**Work request 1:** Please say whether each statement below agrees with the column about the Beer Cup Snake ban, answering yes or no and quoting the deciding words from the column: (a) Jim Bell is president of the Blue Bombers. (b) The reporter kept a straight face during Bell's press conference. (c) Bell said the beer snake initiative was already familiar to Bomber brass.
**Work request 2:** Carry on the column about the Beer Cup Snake ban, picking up after its final sentence.

Hey there, time traveller!
This article was published 15/07/2010 (5836 days ago), so information in it may no longer be current.

In this gig, there are days when you cover breaking news. And there are days when you cover features.

But sometimes, if you’re lucky, there are other days: in particular, days when you feel like you’re stuck in an issue from The Onion and can’t escape.

That was the case for this humble reporter yesterday, when I was asked to cover the official demise of the Beer Cup Snake. Apologies in advance if I offend anyone who takes this plastic monstrosity’s life or death with the utmost gravity, but I’ll be blunt: while Blue Bombers president Jim Bell was holding a brief press conference to announce the snake’s ban, I couldn’t stop smothering laughter.

It started, for me, when Bell so firmly intoned that any “beer snakes gaining momentum” will be axed. It continued when he explained that stadium staff needed to “find a way to discontinue the beer snake,” that some fans had been hit in the ear (I kept hearing Tyler Durden in my head) and that despite the buzz over the snake this week, the “beer snake initiative” is new to Bomber brass.

Beer. Snake. Initiative.

If this isn’t the funniest thing you’ve heard a mature man in a suit say since the original rumours on the Internets, then I guess we just come from different funny planets. This should have been satire, but appeared – for all intents and purposes – serious.

**Extracted data:**
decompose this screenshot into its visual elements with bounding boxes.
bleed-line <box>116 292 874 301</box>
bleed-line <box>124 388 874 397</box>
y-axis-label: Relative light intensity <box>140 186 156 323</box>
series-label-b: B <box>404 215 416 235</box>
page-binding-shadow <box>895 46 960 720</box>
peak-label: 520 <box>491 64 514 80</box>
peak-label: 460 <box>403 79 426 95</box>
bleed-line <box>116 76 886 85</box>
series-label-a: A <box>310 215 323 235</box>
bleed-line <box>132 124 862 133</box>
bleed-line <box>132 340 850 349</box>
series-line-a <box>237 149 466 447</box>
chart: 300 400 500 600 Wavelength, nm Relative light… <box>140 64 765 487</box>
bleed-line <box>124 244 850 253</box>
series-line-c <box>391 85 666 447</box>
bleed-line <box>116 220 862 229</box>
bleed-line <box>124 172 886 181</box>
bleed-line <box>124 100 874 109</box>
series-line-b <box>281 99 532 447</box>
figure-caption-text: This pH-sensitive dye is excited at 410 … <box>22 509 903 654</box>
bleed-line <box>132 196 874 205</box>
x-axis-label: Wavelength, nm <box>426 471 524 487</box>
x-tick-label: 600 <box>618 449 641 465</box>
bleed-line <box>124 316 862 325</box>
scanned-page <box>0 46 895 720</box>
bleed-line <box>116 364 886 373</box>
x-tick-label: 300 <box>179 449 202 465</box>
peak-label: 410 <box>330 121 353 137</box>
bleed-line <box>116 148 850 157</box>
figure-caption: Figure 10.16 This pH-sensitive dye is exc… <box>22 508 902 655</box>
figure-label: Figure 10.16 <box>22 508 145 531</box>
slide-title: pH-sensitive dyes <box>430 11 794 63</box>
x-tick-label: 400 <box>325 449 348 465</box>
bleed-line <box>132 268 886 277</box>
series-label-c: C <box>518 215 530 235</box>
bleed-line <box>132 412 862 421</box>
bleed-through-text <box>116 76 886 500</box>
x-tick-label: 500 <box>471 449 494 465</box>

**Written response 1:**
(a) Yes: "Blue Bombers president Jim Bell was holding a brief press conference to announce the snake’s ban"
(b) No: "I couldn’t stop smothering laughter."
(c) No: "the “beer snake initiative” is new to Bomber brass."

**Written response 2:**
Why did Bomber brass call a press conference about this? Why not just quietly crack down on it under whichever of their existing security policies they feel it breaches?

If I didn’t know any better, I’d say they were playing with us. But if so, nary a twitch of Jim Bell’s moustache gave it away.

No matter. I predict that at the next home game, we shall see a Protest Snake rising from the ashes. Perhaps the folks over at Save The Beer Cup Snake shall hold a rally, and encircle the Blue Bombers administration office with a beer cup snake so long and firm that it shall block all entry or exit.

Now that would be inspiring.

In the mean time, let’s all enjoy basking in the glow of what has to be one of the most ridiculous headline-news stories to come out of Winnipeg in at least a month.

Let me put it this way: never mind crime or cold, we are at least a little bit lucky to live somewhere where life is good enough that a beer cup snake makes headlines on every major media outlet two days in a row.

Cheers to all who were entertained by the saga.